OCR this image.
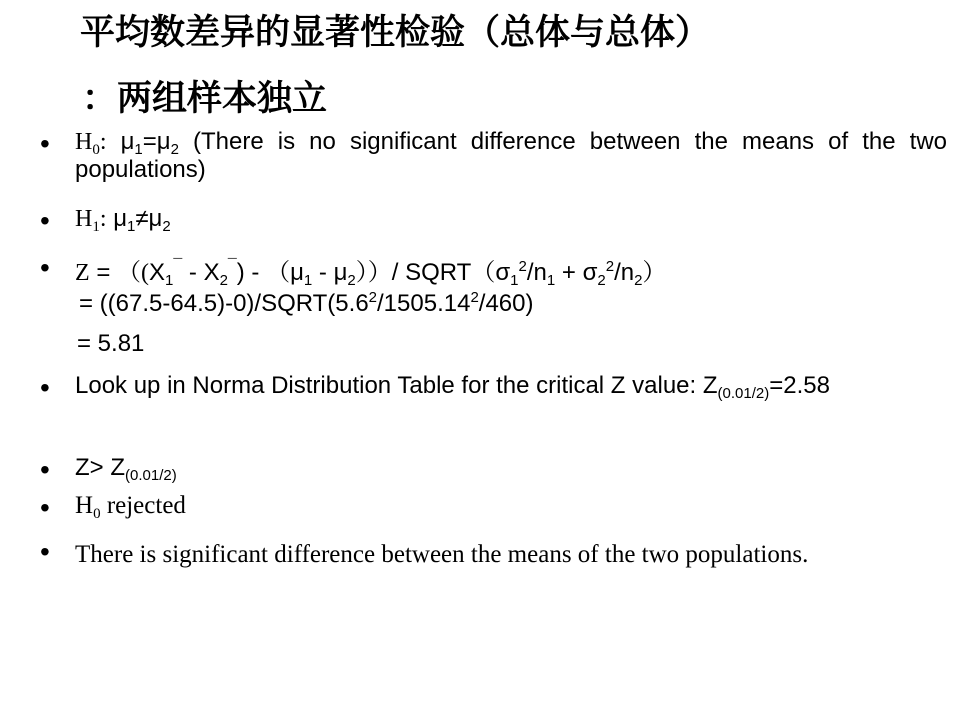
平均数差异的显著性检验（总体与总体）
：两组样本独立
• $H_0$: $\mu_1=\mu_2$ (There is no significant difference between the means of the two populations)
• $H_1$: $\mu_1\ne\mu_2$
• $Z = ((X_1^¯ - X_2^¯) - (\mu_1 - \mu_2))/$ $SQRT(\sigma_1^2/n_1 + \sigma_2^2/n_2)$
= $((67.5-64.5)-0)/SQRT(5.6^2/1505.14^2/460)$
= 5.81
• Look up in Norma Distribution Table for the critical Z value: $Z_{(0.01/2)}=2.58$
• $Z> Z_{(0.01/2)}$
• $H_0$ rejected
• There is significant difference between the means of the two populations.
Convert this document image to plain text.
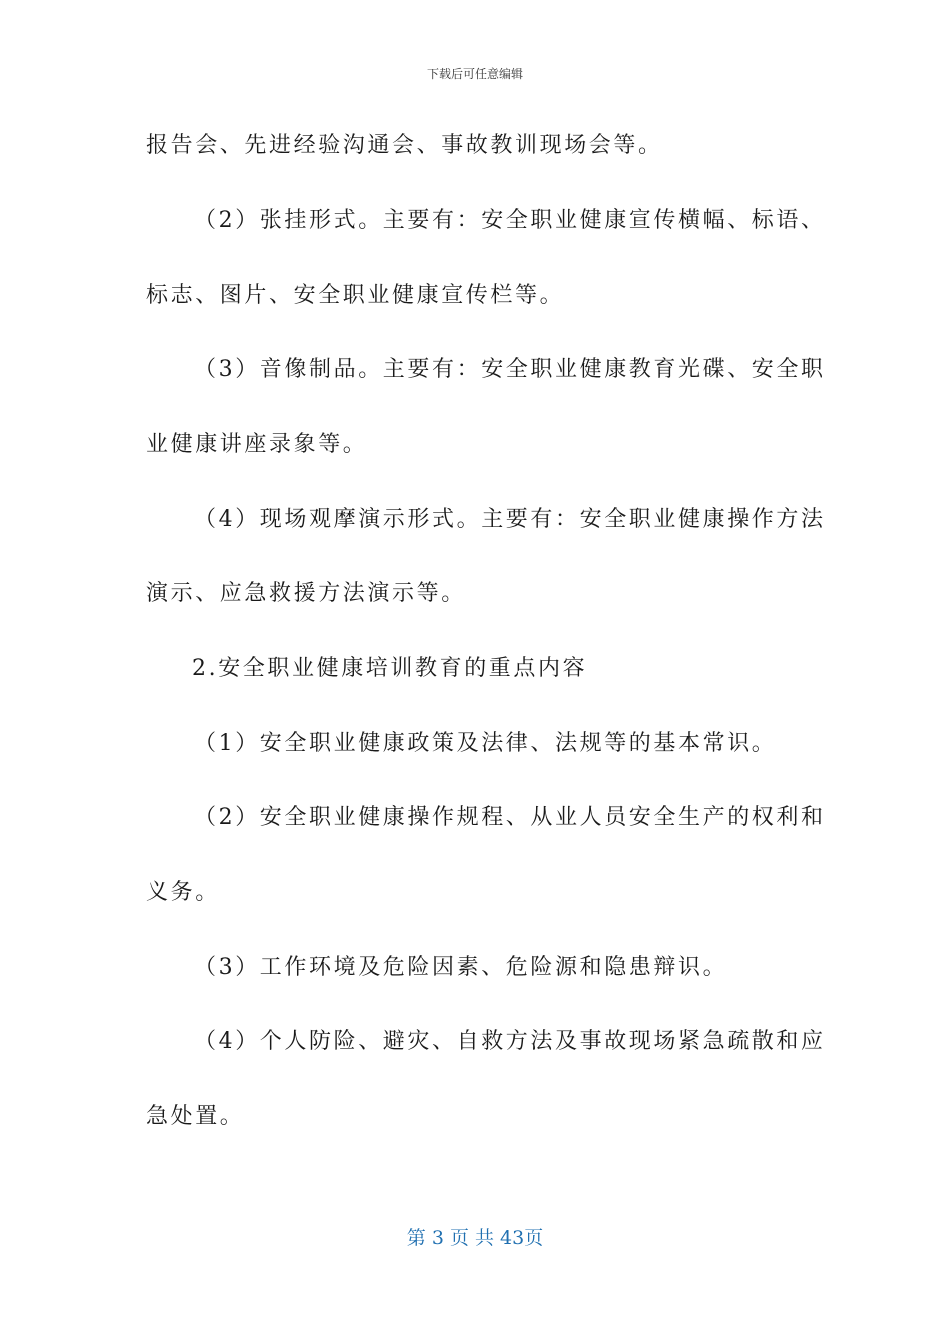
下载后可任意编辑
报告会、先进经验沟通会、事故教训现场会等。
（2）张挂形式。主要有：安全职业健康宣传横幅、标语、
标志、图片、安全职业健康宣传栏等。
（3）音像制品。主要有：安全职业健康教育光碟、安全职
业健康讲座录象等。
（4）现场观摩演示形式。主要有：安全职业健康操作方法
演示、应急救援方法演示等。
2.安全职业健康培训教育的重点内容
（1）安全职业健康政策及法律、法规等的基本常识。
（2）安全职业健康操作规程、从业人员安全生产的权利和
义务。
（3）工作环境及危险因素、危险源和隐患辩识。
（4）个人防险、避灾、自救方法及事故现场紧急疏散和应
急处置。
第 3 页 共 43页
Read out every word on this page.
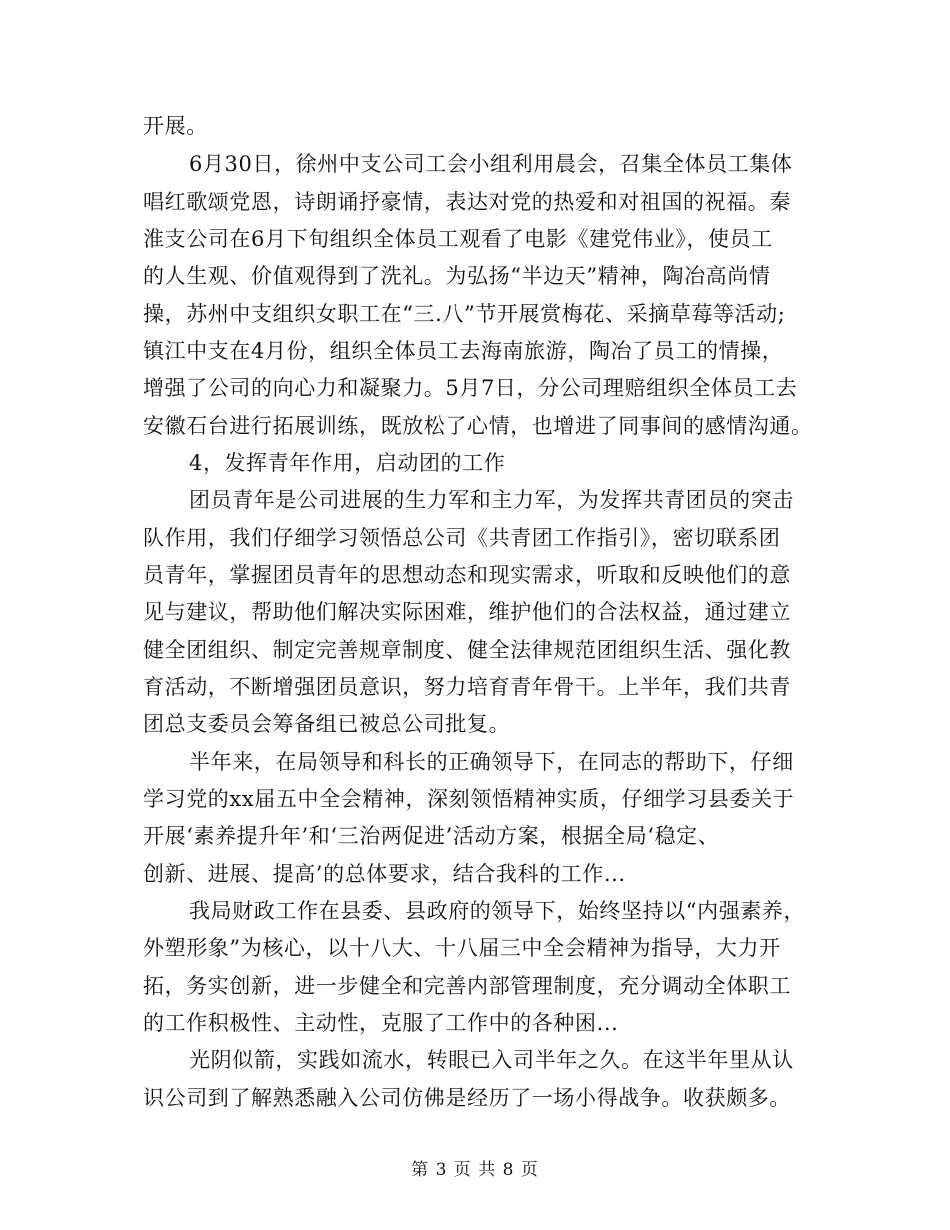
开展。
6月30日，徐州中支公司工会小组利用晨会，召集全体员工集体
唱红歌颂党恩，诗朗诵抒豪情，表达对党的热爱和对祖国的祝福。秦
淮支公司在6月下旬组织全体员工观看了电影《建党伟业》，使员工
的人生观、价值观得到了洗礼。为弘扬“半边天”精神，陶冶高尚情
操，苏州中支组织女职工在“三.八”节开展赏梅花、采摘草莓等活动;
镇江中支在4月份，组织全体员工去海南旅游，陶冶了员工的情操，
增强了公司的向心力和凝聚力。5月7日，分公司理赔组织全体员工去
安徽石台进行拓展训练，既放松了心情，也增进了同事间的感情沟通。
4，发挥青年作用，启动团的工作
团员青年是公司进展的生力军和主力军，为发挥共青团员的突击
队作用，我们仔细学习领悟总公司《共青团工作指引》，密切联系团
员青年，掌握团员青年的思想动态和现实需求，听取和反映他们的意
见与建议，帮助他们解决实际困难，维护他们的合法权益，通过建立
健全团组织、制定完善规章制度、健全法律规范团组织生活、强化教
育活动，不断增强团员意识，努力培育青年骨干。上半年，我们共青
团总支委员会筹备组已被总公司批复。
半年来，在局领导和科长的正确领导下，在同志的帮助下，仔细
学习党的xx届五中全会精神，深刻领悟精神实质，仔细学习县委关于
开展‘素养提升年’和‘三治两促进’活动方案，根据全局‘稳定、
创新、进展、提高’的总体要求，结合我科的工作...
我局财政工作在县委、县政府的领导下，始终坚持以“内强素养，
外塑形象”为核心，以十八大、十八届三中全会精神为指导，大力开
拓，务实创新，进一步健全和完善内部管理制度，充分调动全体职工
的工作积极性、主动性，克服了工作中的各种困...
光阴似箭，实践如流水，转眼已入司半年之久。在这半年里从认
识公司到了解熟悉融入公司仿佛是经历了一场小得战争。收获颇多。
第 3 页 共 8 页
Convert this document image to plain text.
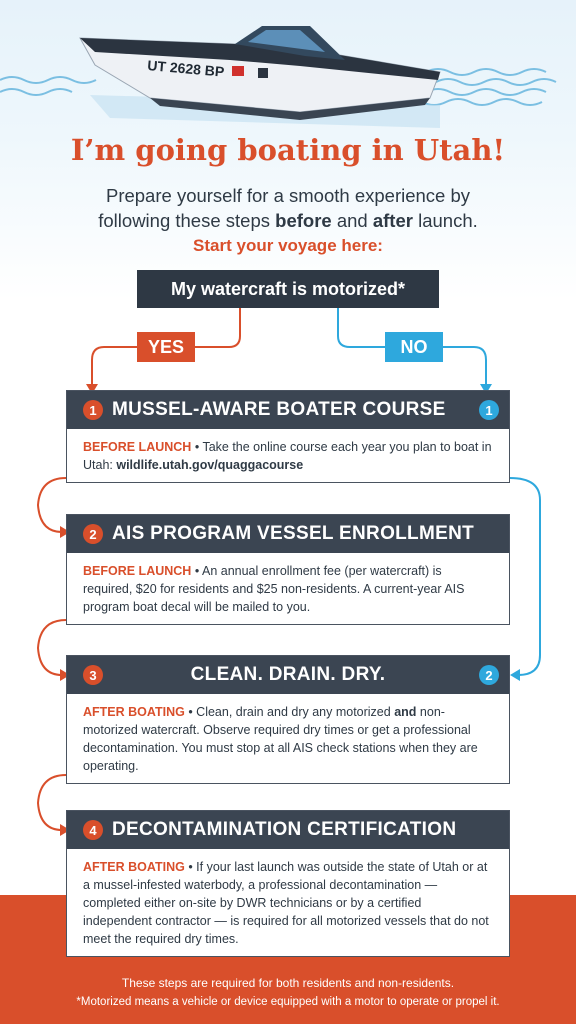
UT 2628 BP
I’m going boating in Utah!
Prepare yourself for a smooth experience by
following these steps before and after launch.
Start your voyage here:
My watercraft is motorized*
YES	NO
1 MUSSEL-AWARE BOATER COURSE	1
BEFORE LAUNCH • Take the online course each year you plan to boat in Utah: wildlife.utah.gov/quaggacourse
2 AIS PROGRAM VESSEL ENROLLMENT
BEFORE LAUNCH • An annual enrollment fee (per watercraft) is required, $20 for residents and $25 non-residents. A current-year AIS program boat decal will be mailed to you.
3	CLEAN. DRAIN. DRY.	2
AFTER BOATING • Clean, drain and dry any motorized and non-motorized watercraft. Observe required dry times or get a professional decontamination. You must stop at all AIS check stations when they are operating.
4 DECONTAMINATION CERTIFICATION
AFTER BOATING • If your last launch was outside the state of Utah or at a mussel-infested waterbody, a professional decontamination — completed either on-site by DWR technicians or by a certified independent contractor — is required for all motorized vessels that do not meet the required dry times.
These steps are required for both residents and non-residents.
*Motorized means a vehicle or device equipped with a motor to operate or propel it.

+ + + + + + +

Directions for this task: Output all of the records exactly as they appear above, but not the pictures.

Worked solution:
OCR this image.
平均数差异的显著性检验（总体与总体）
：两组样本独立
• $H_0$: $\mu_1=\mu_2$ (There is no significant difference between the means of the two populations)
• $H_1$: $\mu_1\ne\mu_2$
• $Z = ((X_1^¯ - X_2^¯) - (\mu_1 - \mu_2))/$ $SQRT(\sigma_1^2/n_1 + \sigma_2^2/n_2)$
= $((67.5-64.5)-0)/SQRT(5.6^2/1505.14^2/460)$
= 5.81
• Look up in Norma Distribution Table for the critical Z value: $Z_{(0.01/2)}=2.58$
• $Z> Z_{(0.01/2)}$
• $H_0$ rejected
• There is significant difference between the means of the two populations.
Convert this document image to plain text.
下载后可任意编辑
报告会、先进经验沟通会、事故教训现场会等。
（2）张挂形式。主要有：安全职业健康宣传横幅、标语、
标志、图片、安全职业健康宣传栏等。
（3）音像制品。主要有：安全职业健康教育光碟、安全职
业健康讲座录象等。
（4）现场观摩演示形式。主要有：安全职业健康操作方法
演示、应急救援方法演示等。
2.安全职业健康培训教育的重点内容
（1）安全职业健康政策及法律、法规等的基本常识。
（2）安全职业健康操作规程、从业人员安全生产的权利和
义务。
（3）工作环境及危险因素、危险源和隐患辩识。
（4）个人防险、避灾、自救方法及事故现场紧急疏散和应
急处置。
第 3 页 共 43页
Read out every word on this page.
开展。
6月30日，徐州中支公司工会小组利用晨会，召集全体员工集体
唱红歌颂党恩，诗朗诵抒豪情，表达对党的热爱和对祖国的祝福。秦
淮支公司在6月下旬组织全体员工观看了电影《建党伟业》，使员工
的人生观、价值观得到了洗礼。为弘扬“半边天”精神，陶冶高尚情
操，苏州中支组织女职工在“三.八”节开展赏梅花、采摘草莓等活动;
镇江中支在4月份，组织全体员工去海南旅游，陶冶了员工的情操，
增强了公司的向心力和凝聚力。5月7日，分公司理赔组织全体员工去
安徽石台进行拓展训练，既放松了心情，也增进了同事间的感情沟通。
4，发挥青年作用，启动团的工作
团员青年是公司进展的生力军和主力军，为发挥共青团员的突击
队作用，我们仔细学习领悟总公司《共青团工作指引》，密切联系团
员青年，掌握团员青年的思想动态和现实需求，听取和反映他们的意
见与建议，帮助他们解决实际困难，维护他们的合法权益，通过建立
健全团组织、制定完善规章制度、健全法律规范团组织生活、强化教
育活动，不断增强团员意识，努力培育青年骨干。上半年，我们共青
团总支委员会筹备组已被总公司批复。
半年来，在局领导和科长的正确领导下，在同志的帮助下，仔细
学习党的xx届五中全会精神，深刻领悟精神实质，仔细学习县委关于
开展‘素养提升年’和‘三治两促进’活动方案，根据全局‘稳定、
创新、进展、提高’的总体要求，结合我科的工作...
我局财政工作在县委、县政府的领导下，始终坚持以“内强素养，
外塑形象”为核心，以十八大、十八届三中全会精神为指导，大力开
拓，务实创新，进一步健全和完善内部管理制度，充分调动全体职工
的工作积极性、主动性，克服了工作中的各种困...
光阴似箭，实践如流水，转眼已入司半年之久。在这半年里从认
识公司到了解熟悉融入公司仿佛是经历了一场小得战争。收获颇多。
第 3 页 共 8 页
Convert this document image to plain text.
UT 2628 BP
I’m going boating in Utah!
Prepare yourself for a smooth experience by
following these steps before and after launch.
Start your voyage here:
My watercraft is motorized*
YES	NO
1 MUSSEL-AWARE BOATER COURSE	1
BEFORE LAUNCH • Take the online course each year you plan to boat in Utah: wildlife.utah.gov/quaggacourse
2 AIS PROGRAM VESSEL ENROLLMENT
BEFORE LAUNCH • An annual enrollment fee (per watercraft) is required, $20 for residents and $25 non-residents. A current-year AIS program boat decal will be mailed to you.
3	CLEAN. DRAIN. DRY.	2
AFTER BOATING • Clean, drain and dry any motorized and non-motorized watercraft. Observe required dry times or get a professional decontamination. You must stop at all AIS check stations when they are operating.
4 DECONTAMINATION CERTIFICATION
AFTER BOATING • If your last launch was outside the state of Utah or at a mussel-infested waterbody, a professional decontamination — completed either on-site by DWR technicians or by a certified independent contractor — is required for all motorized vessels that do not meet the required dry times.
These steps are required for both residents and non-residents.
*Motorized means a vehicle or device equipped with a motor to operate or propel it.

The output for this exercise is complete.